(Records that describe figures)
## Begin
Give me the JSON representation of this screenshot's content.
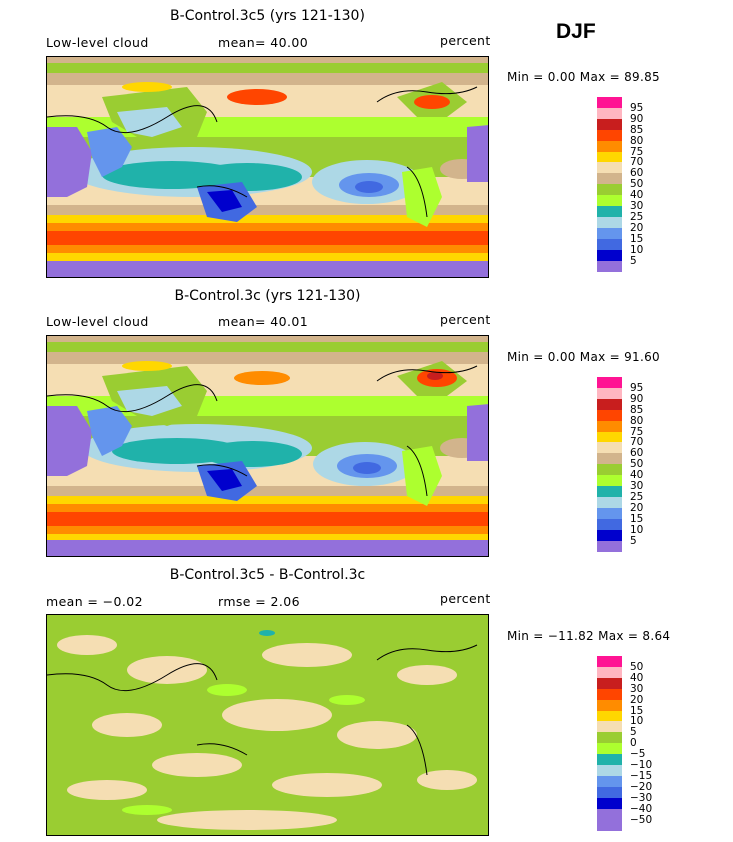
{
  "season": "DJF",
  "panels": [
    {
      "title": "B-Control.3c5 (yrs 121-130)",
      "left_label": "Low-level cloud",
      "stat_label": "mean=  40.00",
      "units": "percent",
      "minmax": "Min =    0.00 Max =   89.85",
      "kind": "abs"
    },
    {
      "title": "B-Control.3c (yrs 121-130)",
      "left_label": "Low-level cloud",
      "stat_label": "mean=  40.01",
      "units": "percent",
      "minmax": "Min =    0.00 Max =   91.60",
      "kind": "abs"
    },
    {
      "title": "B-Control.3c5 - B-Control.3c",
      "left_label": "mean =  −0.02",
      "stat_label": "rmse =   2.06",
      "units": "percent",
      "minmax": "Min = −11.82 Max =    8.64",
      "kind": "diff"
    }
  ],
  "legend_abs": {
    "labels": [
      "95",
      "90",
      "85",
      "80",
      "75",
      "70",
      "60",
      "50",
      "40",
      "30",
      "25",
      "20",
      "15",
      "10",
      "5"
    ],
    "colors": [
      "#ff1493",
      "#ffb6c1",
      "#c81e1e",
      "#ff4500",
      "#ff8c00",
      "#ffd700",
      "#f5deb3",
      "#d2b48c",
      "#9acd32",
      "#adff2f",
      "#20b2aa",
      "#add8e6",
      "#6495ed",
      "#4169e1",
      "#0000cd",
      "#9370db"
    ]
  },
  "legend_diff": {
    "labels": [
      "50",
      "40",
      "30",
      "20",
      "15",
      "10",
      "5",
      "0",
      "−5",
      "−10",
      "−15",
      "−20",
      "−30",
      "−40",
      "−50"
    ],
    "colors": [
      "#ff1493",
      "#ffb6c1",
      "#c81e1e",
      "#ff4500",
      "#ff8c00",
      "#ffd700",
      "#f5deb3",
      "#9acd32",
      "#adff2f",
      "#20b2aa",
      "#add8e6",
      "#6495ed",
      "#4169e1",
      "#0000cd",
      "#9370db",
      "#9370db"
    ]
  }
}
## End
§ WHAT THE TASK ASKS
Restate the records word for word, omitting images.

§ SOLUTION FOR THIS PROBLEM
Give me the JSON representation of this screenshot's content.
{
  "season": "DJF",
  "panels": [
    {
      "title": "B-Control.3c5 (yrs 121-130)",
      "left_label": "Low-level cloud",
      "stat_label": "mean=  40.00",
      "units": "percent",
      "minmax": "Min =    0.00 Max =   89.85",
      "kind": "abs"
    },
    {
      "title": "B-Control.3c (yrs 121-130)",
      "left_label": "Low-level cloud",
      "stat_label": "mean=  40.01",
      "units": "percent",
      "minmax": "Min =    0.00 Max =   91.60",
      "kind": "abs"
    },
    {
      "title": "B-Control.3c5 - B-Control.3c",
      "left_label": "mean =  −0.02",
      "stat_label": "rmse =   2.06",
      "units": "percent",
      "minmax": "Min = −11.82 Max =    8.64",
      "kind": "diff"
    }
  ],
  "legend_abs": {
    "labels": [
      "95",
      "90",
      "85",
      "80",
      "75",
      "70",
      "60",
      "50",
      "40",
      "30",
      "25",
      "20",
      "15",
      "10",
      "5"
    ],
    "colors": [
      "#ff1493",
      "#ffb6c1",
      "#c81e1e",
      "#ff4500",
      "#ff8c00",
      "#ffd700",
      "#f5deb3",
      "#d2b48c",
      "#9acd32",
      "#adff2f",
      "#20b2aa",
      "#add8e6",
      "#6495ed",
      "#4169e1",
      "#0000cd",
      "#9370db"
    ]
  },
  "legend_diff": {
    "labels": [
      "50",
      "40",
      "30",
      "20",
      "15",
      "10",
      "5",
      "0",
      "−5",
      "−10",
      "−15",
      "−20",
      "−30",
      "−40",
      "−50"
    ],
    "colors": [
      "#ff1493",
      "#ffb6c1",
      "#c81e1e",
      "#ff4500",
      "#ff8c00",
      "#ffd700",
      "#f5deb3",
      "#9acd32",
      "#adff2f",
      "#20b2aa",
      "#add8e6",
      "#6495ed",
      "#4169e1",
      "#0000cd",
      "#9370db",
      "#9370db"
    ]
  }
}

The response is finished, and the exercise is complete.